━━━━━ Records provided

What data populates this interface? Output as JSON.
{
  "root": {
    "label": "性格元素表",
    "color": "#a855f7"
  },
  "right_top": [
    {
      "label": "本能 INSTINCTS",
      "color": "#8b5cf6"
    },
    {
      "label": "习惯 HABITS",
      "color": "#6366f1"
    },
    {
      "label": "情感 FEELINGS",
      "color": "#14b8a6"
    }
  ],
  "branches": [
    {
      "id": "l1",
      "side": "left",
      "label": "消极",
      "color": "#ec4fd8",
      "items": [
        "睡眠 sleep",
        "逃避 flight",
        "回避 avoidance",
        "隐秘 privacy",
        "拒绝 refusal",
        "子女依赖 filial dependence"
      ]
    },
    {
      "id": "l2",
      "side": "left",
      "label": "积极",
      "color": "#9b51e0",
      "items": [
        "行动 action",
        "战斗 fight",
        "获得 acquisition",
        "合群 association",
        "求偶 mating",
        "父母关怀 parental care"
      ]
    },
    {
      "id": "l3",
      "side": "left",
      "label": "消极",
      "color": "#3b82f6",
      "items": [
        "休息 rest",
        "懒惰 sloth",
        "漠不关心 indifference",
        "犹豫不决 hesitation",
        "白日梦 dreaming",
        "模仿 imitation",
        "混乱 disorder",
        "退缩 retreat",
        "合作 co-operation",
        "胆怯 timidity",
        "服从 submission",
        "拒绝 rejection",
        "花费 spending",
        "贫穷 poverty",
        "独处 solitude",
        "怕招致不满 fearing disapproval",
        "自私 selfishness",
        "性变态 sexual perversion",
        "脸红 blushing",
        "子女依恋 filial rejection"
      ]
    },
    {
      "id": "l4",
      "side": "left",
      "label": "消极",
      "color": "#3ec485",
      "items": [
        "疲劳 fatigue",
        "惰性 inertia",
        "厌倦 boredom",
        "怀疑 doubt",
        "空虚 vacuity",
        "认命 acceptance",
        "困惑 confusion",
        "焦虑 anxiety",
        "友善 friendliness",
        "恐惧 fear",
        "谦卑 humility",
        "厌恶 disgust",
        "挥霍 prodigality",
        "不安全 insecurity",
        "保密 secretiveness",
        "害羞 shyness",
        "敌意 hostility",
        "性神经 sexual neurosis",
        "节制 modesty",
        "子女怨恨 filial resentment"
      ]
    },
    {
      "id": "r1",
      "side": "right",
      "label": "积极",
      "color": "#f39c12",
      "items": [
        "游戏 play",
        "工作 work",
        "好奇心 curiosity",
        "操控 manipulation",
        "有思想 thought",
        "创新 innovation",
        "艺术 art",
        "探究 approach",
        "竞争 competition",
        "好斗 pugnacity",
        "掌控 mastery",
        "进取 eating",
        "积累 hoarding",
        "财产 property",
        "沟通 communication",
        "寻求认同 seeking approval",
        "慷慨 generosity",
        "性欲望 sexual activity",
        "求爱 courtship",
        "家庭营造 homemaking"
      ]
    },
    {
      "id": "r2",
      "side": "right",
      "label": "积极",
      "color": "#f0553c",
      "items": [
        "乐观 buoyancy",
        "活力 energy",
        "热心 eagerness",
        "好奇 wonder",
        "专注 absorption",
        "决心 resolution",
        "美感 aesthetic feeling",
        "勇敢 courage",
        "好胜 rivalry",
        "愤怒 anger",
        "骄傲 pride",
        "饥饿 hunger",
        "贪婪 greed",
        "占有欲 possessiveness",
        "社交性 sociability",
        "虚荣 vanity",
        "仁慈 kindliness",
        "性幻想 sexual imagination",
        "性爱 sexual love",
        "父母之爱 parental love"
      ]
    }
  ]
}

━━━━━━━━━━

### Written problem
Above are the records; retype every one exactly.

### Full solution
What data populates this interface? Output as JSON.
{
  "root": {
    "label": "性格元素表",
    "color": "#a855f7"
  },
  "right_top": [
    {
      "label": "本能 INSTINCTS",
      "color": "#8b5cf6"
    },
    {
      "label": "习惯 HABITS",
      "color": "#6366f1"
    },
    {
      "label": "情感 FEELINGS",
      "color": "#14b8a6"
    }
  ],
  "branches": [
    {
      "id": "l1",
      "side": "left",
      "label": "消极",
      "color": "#ec4fd8",
      "items": [
        "睡眠 sleep",
        "逃避 flight",
        "回避 avoidance",
        "隐秘 privacy",
        "拒绝 refusal",
        "子女依赖 filial dependence"
      ]
    },
    {
      "id": "l2",
      "side": "left",
      "label": "积极",
      "color": "#9b51e0",
      "items": [
        "行动 action",
        "战斗 fight",
        "获得 acquisition",
        "合群 association",
        "求偶 mating",
        "父母关怀 parental care"
      ]
    },
    {
      "id": "l3",
      "side": "left",
      "label": "消极",
      "color": "#3b82f6",
      "items": [
        "休息 rest",
        "懒惰 sloth",
        "漠不关心 indifference",
        "犹豫不决 hesitation",
        "白日梦 dreaming",
        "模仿 imitation",
        "混乱 disorder",
        "退缩 retreat",
        "合作 co-operation",
        "胆怯 timidity",
        "服从 submission",
        "拒绝 rejection",
        "花费 spending",
        "贫穷 poverty",
        "独处 solitude",
        "怕招致不满 fearing disapproval",
        "自私 selfishness",
        "性变态 sexual perversion",
        "脸红 blushing",
        "子女依恋 filial rejection"
      ]
    },
    {
      "id": "l4",
      "side": "left",
      "label": "消极",
      "color": "#3ec485",
      "items": [
        "疲劳 fatigue",
        "惰性 inertia",
        "厌倦 boredom",
        "怀疑 doubt",
        "空虚 vacuity",
        "认命 acceptance",
        "困惑 confusion",
        "焦虑 anxiety",
        "友善 friendliness",
        "恐惧 fear",
        "谦卑 humility",
        "厌恶 disgust",
        "挥霍 prodigality",
        "不安全 insecurity",
        "保密 secretiveness",
        "害羞 shyness",
        "敌意 hostility",
        "性神经 sexual neurosis",
        "节制 modesty",
        "子女怨恨 filial resentment"
      ]
    },
    {
      "id": "r1",
      "side": "right",
      "label": "积极",
      "color": "#f39c12",
      "items": [
        "游戏 play",
        "工作 work",
        "好奇心 curiosity",
        "操控 manipulation",
        "有思想 thought",
        "创新 innovation",
        "艺术 art",
        "探究 approach",
        "竞争 competition",
        "好斗 pugnacity",
        "掌控 mastery",
        "进取 eating",
        "积累 hoarding",
        "财产 property",
        "沟通 communication",
        "寻求认同 seeking approval",
        "慷慨 generosity",
        "性欲望 sexual activity",
        "求爱 courtship",
        "家庭营造 homemaking"
      ]
    },
    {
      "id": "r2",
      "side": "right",
      "label": "积极",
      "color": "#f0553c",
      "items": [
        "乐观 buoyancy",
        "活力 energy",
        "热心 eagerness",
        "好奇 wonder",
        "专注 absorption",
        "决心 resolution",
        "美感 aesthetic feeling",
        "勇敢 courage",
        "好胜 rivalry",
        "愤怒 anger",
        "骄傲 pride",
        "饥饿 hunger",
        "贪婪 greed",
        "占有欲 possessiveness",
        "社交性 sociability",
        "虚荣 vanity",
        "仁慈 kindliness",
        "性幻想 sexual imagination",
        "性爱 sexual love",
        "父母之爱 parental love"
      ]
    }
  ]
}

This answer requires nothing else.